#### MATERIAL PROVIDED

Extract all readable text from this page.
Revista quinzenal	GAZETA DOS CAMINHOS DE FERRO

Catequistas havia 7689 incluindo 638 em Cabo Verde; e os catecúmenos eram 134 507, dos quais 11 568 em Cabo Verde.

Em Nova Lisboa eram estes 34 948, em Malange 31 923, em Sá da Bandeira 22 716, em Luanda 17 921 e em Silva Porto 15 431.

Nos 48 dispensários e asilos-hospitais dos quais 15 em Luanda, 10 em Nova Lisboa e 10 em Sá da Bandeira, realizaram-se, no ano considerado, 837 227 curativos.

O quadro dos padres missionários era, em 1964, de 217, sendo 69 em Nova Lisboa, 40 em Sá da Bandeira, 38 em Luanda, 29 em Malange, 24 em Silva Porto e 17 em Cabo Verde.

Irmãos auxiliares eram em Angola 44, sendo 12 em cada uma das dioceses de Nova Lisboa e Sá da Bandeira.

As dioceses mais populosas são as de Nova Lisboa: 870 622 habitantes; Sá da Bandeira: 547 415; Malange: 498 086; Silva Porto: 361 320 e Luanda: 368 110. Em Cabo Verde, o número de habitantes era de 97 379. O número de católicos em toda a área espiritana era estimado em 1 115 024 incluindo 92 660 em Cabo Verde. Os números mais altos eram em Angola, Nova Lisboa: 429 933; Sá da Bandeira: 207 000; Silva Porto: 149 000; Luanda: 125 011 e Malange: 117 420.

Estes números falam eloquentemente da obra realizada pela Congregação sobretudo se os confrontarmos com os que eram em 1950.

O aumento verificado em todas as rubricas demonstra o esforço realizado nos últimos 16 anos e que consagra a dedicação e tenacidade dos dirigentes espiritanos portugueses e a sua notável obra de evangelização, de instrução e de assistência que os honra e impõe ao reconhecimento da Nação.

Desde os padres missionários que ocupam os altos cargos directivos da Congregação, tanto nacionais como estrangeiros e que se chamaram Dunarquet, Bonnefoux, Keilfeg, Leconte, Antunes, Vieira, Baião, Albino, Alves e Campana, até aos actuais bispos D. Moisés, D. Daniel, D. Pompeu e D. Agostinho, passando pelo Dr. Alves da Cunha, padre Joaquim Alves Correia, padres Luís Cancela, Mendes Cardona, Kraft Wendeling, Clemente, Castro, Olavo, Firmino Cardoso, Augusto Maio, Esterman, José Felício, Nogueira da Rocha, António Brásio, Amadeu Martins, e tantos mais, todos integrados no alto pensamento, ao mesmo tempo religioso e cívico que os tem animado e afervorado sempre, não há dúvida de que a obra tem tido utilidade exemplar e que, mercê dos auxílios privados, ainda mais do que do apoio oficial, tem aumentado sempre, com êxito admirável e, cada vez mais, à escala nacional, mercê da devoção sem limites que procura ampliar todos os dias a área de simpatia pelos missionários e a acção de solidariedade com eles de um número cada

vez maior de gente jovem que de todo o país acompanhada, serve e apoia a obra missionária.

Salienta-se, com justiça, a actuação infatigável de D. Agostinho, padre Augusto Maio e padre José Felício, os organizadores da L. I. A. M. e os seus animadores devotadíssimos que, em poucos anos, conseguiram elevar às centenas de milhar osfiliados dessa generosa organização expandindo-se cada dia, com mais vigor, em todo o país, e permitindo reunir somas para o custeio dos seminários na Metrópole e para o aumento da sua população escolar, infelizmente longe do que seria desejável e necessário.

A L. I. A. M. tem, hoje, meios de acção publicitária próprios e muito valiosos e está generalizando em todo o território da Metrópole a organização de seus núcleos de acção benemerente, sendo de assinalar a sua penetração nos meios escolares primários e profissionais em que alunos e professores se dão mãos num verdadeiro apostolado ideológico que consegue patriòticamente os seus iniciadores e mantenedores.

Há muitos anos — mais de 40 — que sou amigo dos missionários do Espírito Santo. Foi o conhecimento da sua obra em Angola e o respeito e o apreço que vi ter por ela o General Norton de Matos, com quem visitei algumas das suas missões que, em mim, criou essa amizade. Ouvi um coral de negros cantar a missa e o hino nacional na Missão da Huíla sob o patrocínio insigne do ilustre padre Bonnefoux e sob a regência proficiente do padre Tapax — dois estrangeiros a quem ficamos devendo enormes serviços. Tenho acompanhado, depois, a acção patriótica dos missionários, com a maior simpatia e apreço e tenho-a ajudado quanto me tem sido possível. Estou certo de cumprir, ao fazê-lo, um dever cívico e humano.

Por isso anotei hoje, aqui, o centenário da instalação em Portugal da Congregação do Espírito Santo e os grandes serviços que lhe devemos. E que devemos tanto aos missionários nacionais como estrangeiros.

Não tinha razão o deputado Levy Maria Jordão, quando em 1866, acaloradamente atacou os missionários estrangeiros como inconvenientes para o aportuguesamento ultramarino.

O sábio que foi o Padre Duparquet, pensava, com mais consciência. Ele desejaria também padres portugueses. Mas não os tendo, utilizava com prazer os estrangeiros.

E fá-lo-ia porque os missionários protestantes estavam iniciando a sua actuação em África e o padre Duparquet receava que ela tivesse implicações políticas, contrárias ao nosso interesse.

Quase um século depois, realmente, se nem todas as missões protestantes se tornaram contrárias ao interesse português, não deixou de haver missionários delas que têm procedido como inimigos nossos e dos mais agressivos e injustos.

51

########

_WRITTEN PROBLEM_:
Write down every line of the data exactly as it appears above.

_PROBLEM SOLUTION_:
Extract all readable text from this page.
Revista quinzenal	GAZETA DOS CAMINHOS DE FERRO

Catequistas havia 7689 incluindo 638 em Cabo Verde; e os catecúmenos eram 134 507, dos quais 11 568 em Cabo Verde.

Em Nova Lisboa eram estes 34 948, em Malange 31 923, em Sá da Bandeira 22 716, em Luanda 17 921 e em Silva Porto 15 431.

Nos 48 dispensários e asilos-hospitais dos quais 15 em Luanda, 10 em Nova Lisboa e 10 em Sá da Bandeira, realizaram-se, no ano considerado, 837 227 curativos.

O quadro dos padres missionários era, em 1964, de 217, sendo 69 em Nova Lisboa, 40 em Sá da Bandeira, 38 em Luanda, 29 em Malange, 24 em Silva Porto e 17 em Cabo Verde.

Irmãos auxiliares eram em Angola 44, sendo 12 em cada uma das dioceses de Nova Lisboa e Sá da Bandeira.

As dioceses mais populosas são as de Nova Lisboa: 870 622 habitantes; Sá da Bandeira: 547 415; Malange: 498 086; Silva Porto: 361 320 e Luanda: 368 110. Em Cabo Verde, o número de habitantes era de 97 379. O número de católicos em toda a área espiritana era estimado em 1 115 024 incluindo 92 660 em Cabo Verde. Os números mais altos eram em Angola, Nova Lisboa: 429 933; Sá da Bandeira: 207 000; Silva Porto: 149 000; Luanda: 125 011 e Malange: 117 420.

Estes números falam eloquentemente da obra realizada pela Congregação sobretudo se os confrontarmos com os que eram em 1950.

O aumento verificado em todas as rubricas demonstra o esforço realizado nos últimos 16 anos e que consagra a dedicação e tenacidade dos dirigentes espiritanos portugueses e a sua notável obra de evangelização, de instrução e de assistência que os honra e impõe ao reconhecimento da Nação.

Desde os padres missionários que ocupam os altos cargos directivos da Congregação, tanto nacionais como estrangeiros e que se chamaram Dunarquet, Bonnefoux, Keilfeg, Leconte, Antunes, Vieira, Baião, Albino, Alves e Campana, até aos actuais bispos D. Moisés, D. Daniel, D. Pompeu e D. Agostinho, passando pelo Dr. Alves da Cunha, padre Joaquim Alves Correia, padres Luís Cancela, Mendes Cardona, Kraft Wendeling, Clemente, Castro, Olavo, Firmino Cardoso, Augusto Maio, Esterman, José Felício, Nogueira da Rocha, António Brásio, Amadeu Martins, e tantos mais, todos integrados no alto pensamento, ao mesmo tempo religioso e cívico que os tem animado e afervorado sempre, não há dúvida de que a obra tem tido utilidade exemplar e que, mercê dos auxílios privados, ainda mais do que do apoio oficial, tem aumentado sempre, com êxito admirável e, cada vez mais, à escala nacional, mercê da devoção sem limites que procura ampliar todos os dias a área de simpatia pelos missionários e a acção de solidariedade com eles de um número cada

vez maior de gente jovem que de todo o país acompanhada, serve e apoia a obra missionária.

Salienta-se, com justiça, a actuação infatigável de D. Agostinho, padre Augusto Maio e padre José Felício, os organizadores da L. I. A. M. e os seus animadores devotadíssimos que, em poucos anos, conseguiram elevar às centenas de milhar osfiliados dessa generosa organização expandindo-se cada dia, com mais vigor, em todo o país, e permitindo reunir somas para o custeio dos seminários na Metrópole e para o aumento da sua população escolar, infelizmente longe do que seria desejável e necessário.

A L. I. A. M. tem, hoje, meios de acção publicitária próprios e muito valiosos e está generalizando em todo o território da Metrópole a organização de seus núcleos de acção benemerente, sendo de assinalar a sua penetração nos meios escolares primários e profissionais em que alunos e professores se dão mãos num verdadeiro apostolado ideológico que consegue patriòticamente os seus iniciadores e mantenedores.

Há muitos anos — mais de 40 — que sou amigo dos missionários do Espírito Santo. Foi o conhecimento da sua obra em Angola e o respeito e o apreço que vi ter por ela o General Norton de Matos, com quem visitei algumas das suas missões que, em mim, criou essa amizade. Ouvi um coral de negros cantar a missa e o hino nacional na Missão da Huíla sob o patrocínio insigne do ilustre padre Bonnefoux e sob a regência proficiente do padre Tapax — dois estrangeiros a quem ficamos devendo enormes serviços. Tenho acompanhado, depois, a acção patriótica dos missionários, com a maior simpatia e apreço e tenho-a ajudado quanto me tem sido possível. Estou certo de cumprir, ao fazê-lo, um dever cívico e humano.

Por isso anotei hoje, aqui, o centenário da instalação em Portugal da Congregação do Espírito Santo e os grandes serviços que lhe devemos. E que devemos tanto aos missionários nacionais como estrangeiros.

Não tinha razão o deputado Levy Maria Jordão, quando em 1866, acaloradamente atacou os missionários estrangeiros como inconvenientes para o aportuguesamento ultramarino.

O sábio que foi o Padre Duparquet, pensava, com mais consciência. Ele desejaria também padres portugueses. Mas não os tendo, utilizava com prazer os estrangeiros.

E fá-lo-ia porque os missionários protestantes estavam iniciando a sua actuação em África e o padre Duparquet receava que ela tivesse implicações políticas, contrárias ao nosso interesse.

Quase um século depois, realmente, se nem todas as missões protestantes se tornaram contrárias ao interesse português, não deixou de haver missionários delas que têm procedido como inimigos nossos e dos mais agressivos e injustos.

51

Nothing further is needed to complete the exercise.